> **Your instructions**
Print the listing as it stands, omitting all images.
— start Data section —
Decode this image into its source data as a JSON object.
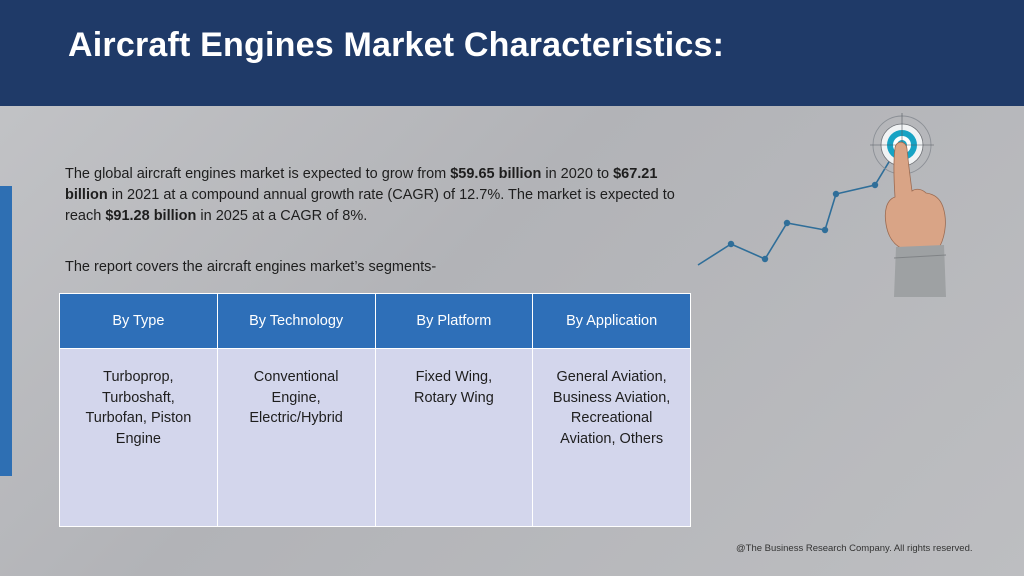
{
  "header": {
    "title": "Aircraft Engines Market Characteristics:"
  },
  "intro": {
    "p1": "The global aircraft engines market is expected to grow from ",
    "v1": "$59.65 billion",
    "p2": " in 2020 to ",
    "v2": "$67.21 billion",
    "p3": " in 2021 at a compound annual growth rate (CAGR) of 12.7%. The market is expected to reach ",
    "v3": "$91.28 billion",
    "p4": " in 2025 at a CAGR of 8%."
  },
  "segments_note": "The report covers the aircraft engines market’s segments-",
  "table": {
    "headers": [
      "By Type",
      "By Technology",
      "By Platform",
      "By Application"
    ],
    "rows": [
      [
        [
          "Turboprop,",
          "Turboshaft,",
          "Turbofan, Piston",
          "Engine"
        ],
        [
          "Conventional",
          "Engine,",
          "Electric/Hybrid"
        ],
        [
          "Fixed Wing,",
          "Rotary Wing"
        ],
        [
          "General Aviation,",
          "Business Aviation,",
          "Recreational",
          "Aviation, Others"
        ]
      ]
    ]
  },
  "icons": {
    "graphic": "growth-line-target-hand-icon"
  },
  "colors": {
    "header_bg": "#1f3a68",
    "accent_blue": "#2e6fb8",
    "cell_bg": "#d3d6ec",
    "target_teal": "#17a3c4"
  },
  "footer": "@The Business Research Company. All rights reserved."
}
— end Data section —
> **In response**
Decode this image into its source data as a JSON object.
{
  "header": {
    "title": "Aircraft Engines Market Characteristics:"
  },
  "intro": {
    "p1": "The global aircraft engines market is expected to grow from ",
    "v1": "$59.65 billion",
    "p2": " in 2020 to ",
    "v2": "$67.21 billion",
    "p3": " in 2021 at a compound annual growth rate (CAGR) of 12.7%. The market is expected to reach ",
    "v3": "$91.28 billion",
    "p4": " in 2025 at a CAGR of 8%."
  },
  "segments_note": "The report covers the aircraft engines market’s segments-",
  "table": {
    "headers": [
      "By Type",
      "By Technology",
      "By Platform",
      "By Application"
    ],
    "rows": [
      [
        [
          "Turboprop,",
          "Turboshaft,",
          "Turbofan, Piston",
          "Engine"
        ],
        [
          "Conventional",
          "Engine,",
          "Electric/Hybrid"
        ],
        [
          "Fixed Wing,",
          "Rotary Wing"
        ],
        [
          "General Aviation,",
          "Business Aviation,",
          "Recreational",
          "Aviation, Others"
        ]
      ]
    ]
  },
  "icons": {
    "graphic": "growth-line-target-hand-icon"
  },
  "colors": {
    "header_bg": "#1f3a68",
    "accent_blue": "#2e6fb8",
    "cell_bg": "#d3d6ec",
    "target_teal": "#17a3c4"
  },
  "footer": "@The Business Research Company. All rights reserved."
}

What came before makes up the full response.